# Data supplied
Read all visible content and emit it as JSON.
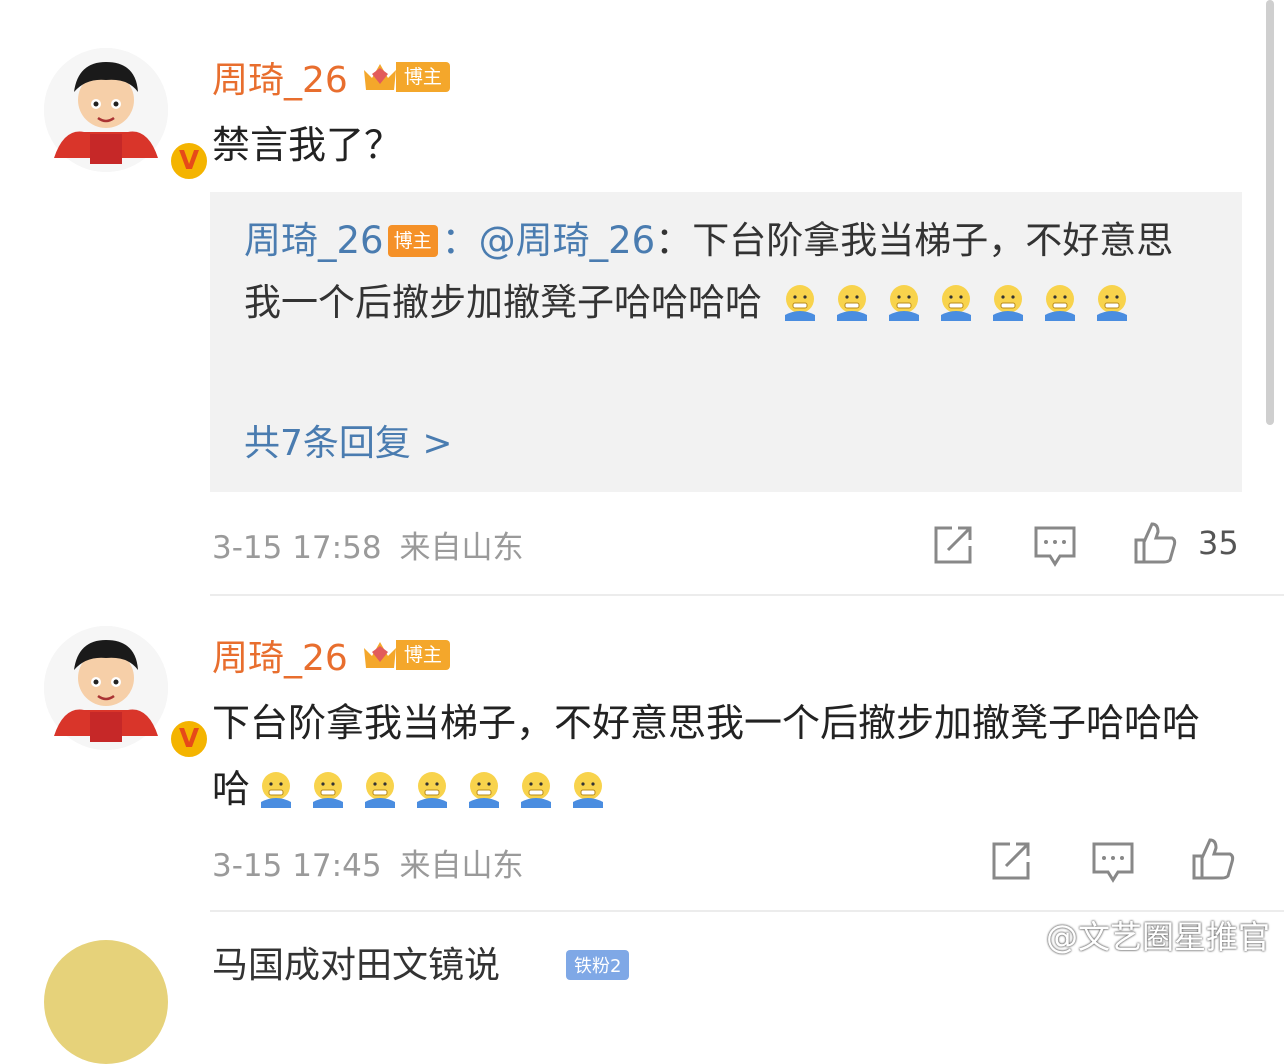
{
  "comment1": {
    "username": "周琦_26",
    "badge": "博主",
    "text": "禁言我了？",
    "quote": {
      "username": "周琦_26",
      "tag": "博主",
      "separator": "：",
      "mention": "@周琦_26",
      "text_before": "：下台阶拿我当梯子，不好意思我一个后撤步加撤凳子哈哈哈哈",
      "more": "共7条回复 >"
    },
    "time": "3-15 17:58",
    "location": "来自山东",
    "likes": "35"
  },
  "comment2": {
    "username": "周琦_26",
    "badge": "博主",
    "text": "下台阶拿我当梯子，不好意思我一个后撤步加撤凳子哈哈哈哈",
    "time": "3-15 17:45",
    "location": "来自山东"
  },
  "comment3": {
    "username": "马国成对田文镜说",
    "badge": "铁粉2"
  },
  "watermark": "@文艺圈星推官",
  "colors": {
    "username": "#e86e2e",
    "link": "#4a7cb0",
    "quote_bg": "#f2f2f2",
    "badge": "#f4a72b"
  }
}
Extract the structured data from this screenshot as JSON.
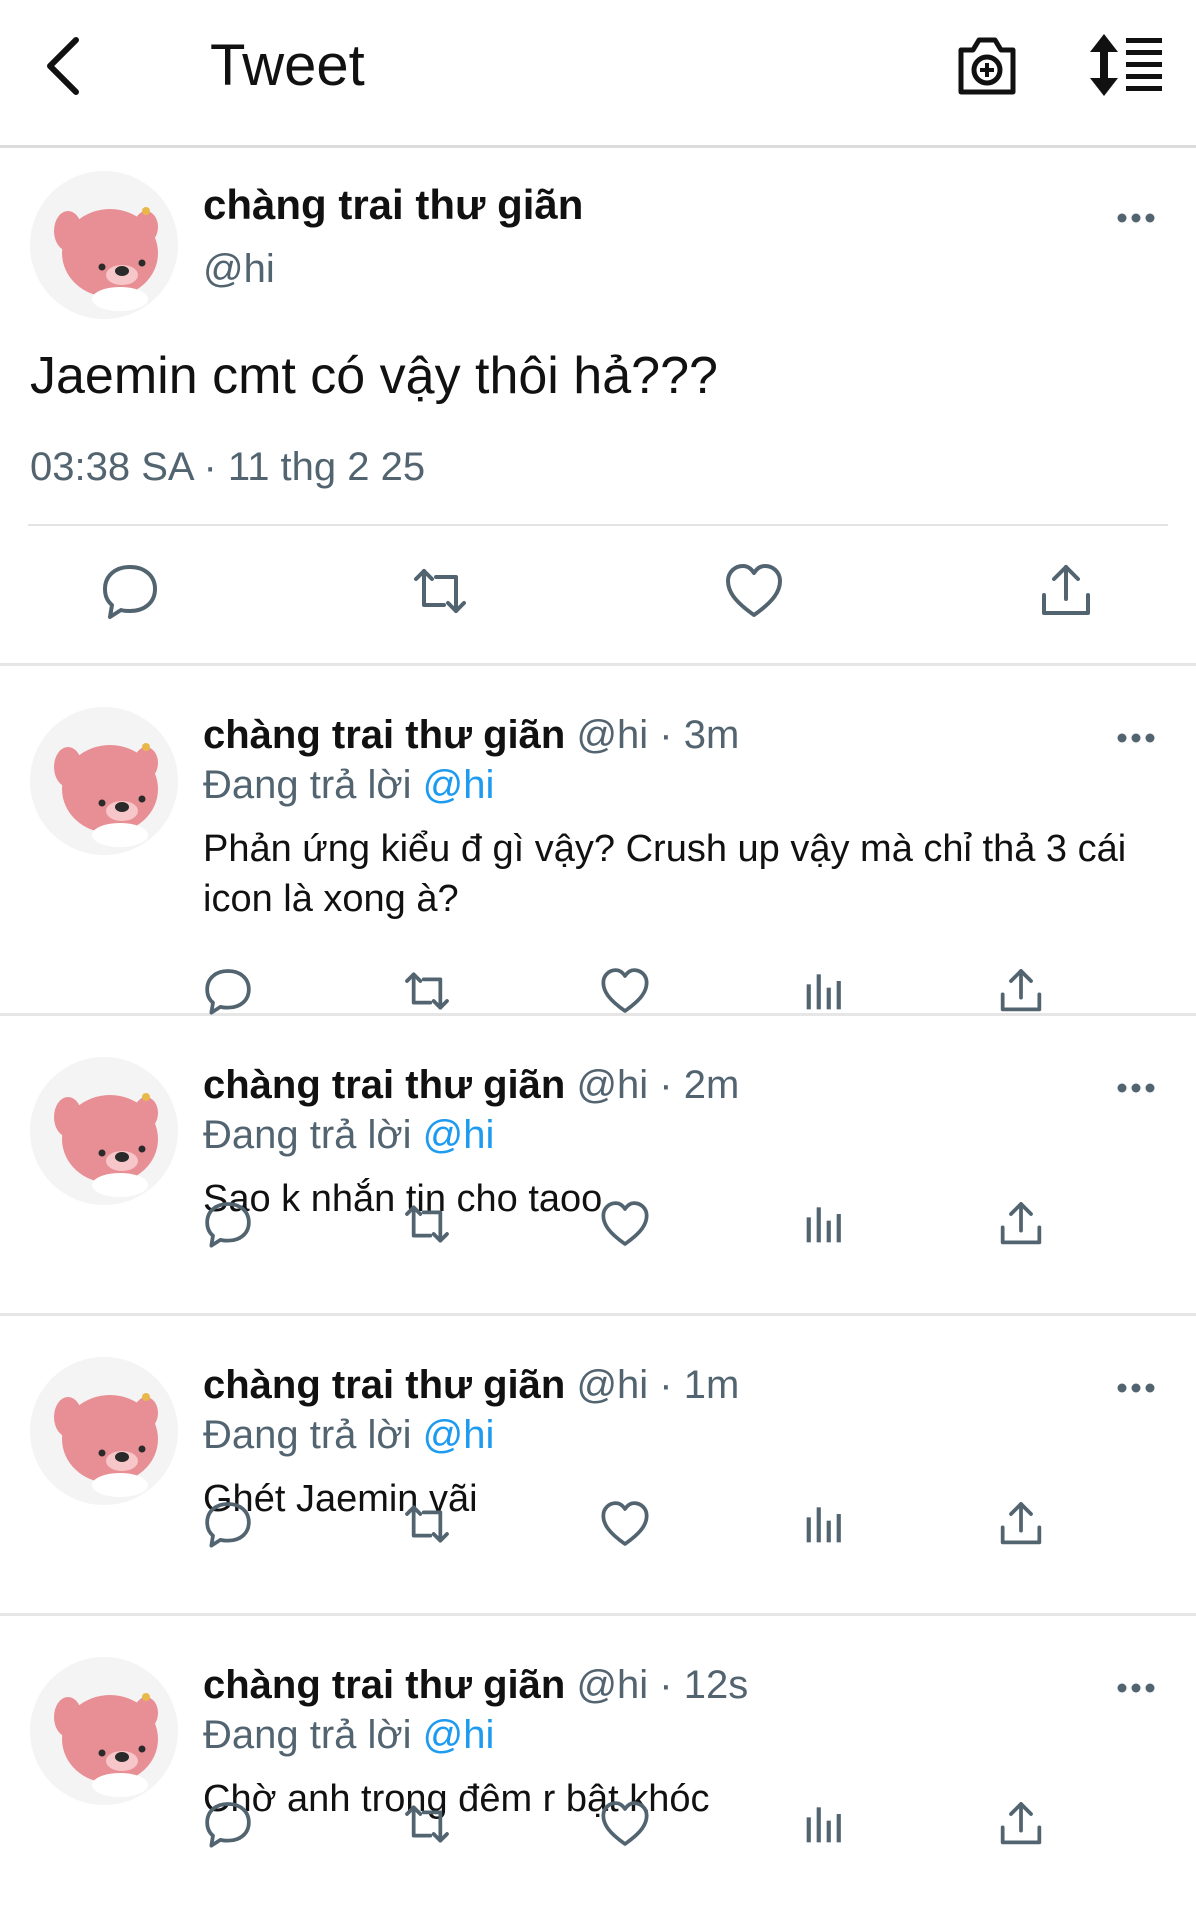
{
  "header": {
    "title": "Tweet",
    "icons": [
      "back-arrow-icon",
      "camera-plus-icon",
      "sort-lines-icon"
    ]
  },
  "main_tweet": {
    "name": "chàng trai thư giãn",
    "handle": "@hi",
    "text": "Jaemin cmt có vậy thôi hả???",
    "meta": "03:38 SA · 11 thg 2 25",
    "actions": [
      "reply-icon",
      "retweet-icon",
      "like-icon",
      "share-icon"
    ]
  },
  "replies": [
    {
      "name": "chàng trai thư giãn",
      "handle_time": " @hi · 3m",
      "replying_prefix": "Đang trả lời ",
      "replying_to": "@hi",
      "text": "Phản ứng kiểu đ gì vậy? Crush up vậy mà chỉ thả 3 cái icon là xong à?"
    },
    {
      "name": "chàng trai thư giãn",
      "handle_time": " @hi · 2m",
      "replying_prefix": "Đang trả lời ",
      "replying_to": "@hi",
      "text": "Sao k nhắn tin cho taoo"
    },
    {
      "name": "chàng trai thư giãn",
      "handle_time": " @hi · 1m",
      "replying_prefix": "Đang trả lời ",
      "replying_to": "@hi",
      "text": "Ghét Jaemin vãi"
    },
    {
      "name": "chàng trai thư giãn",
      "handle_time": " @hi · 12s",
      "replying_prefix": "Đang trả lời ",
      "replying_to": "@hi",
      "text": "Chờ anh trong đêm r bật khóc"
    }
  ],
  "colors": {
    "link": "#1d9bf0",
    "secondary_text": "#536471",
    "icon_gray": "#536471",
    "divider": "#e6e6e6"
  }
}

# Set problem
In the entries above, count every line containing the word "不好意思我一个后撤步加撤凳子哈哈哈哈". Write only the total.

# Answer to this problem
2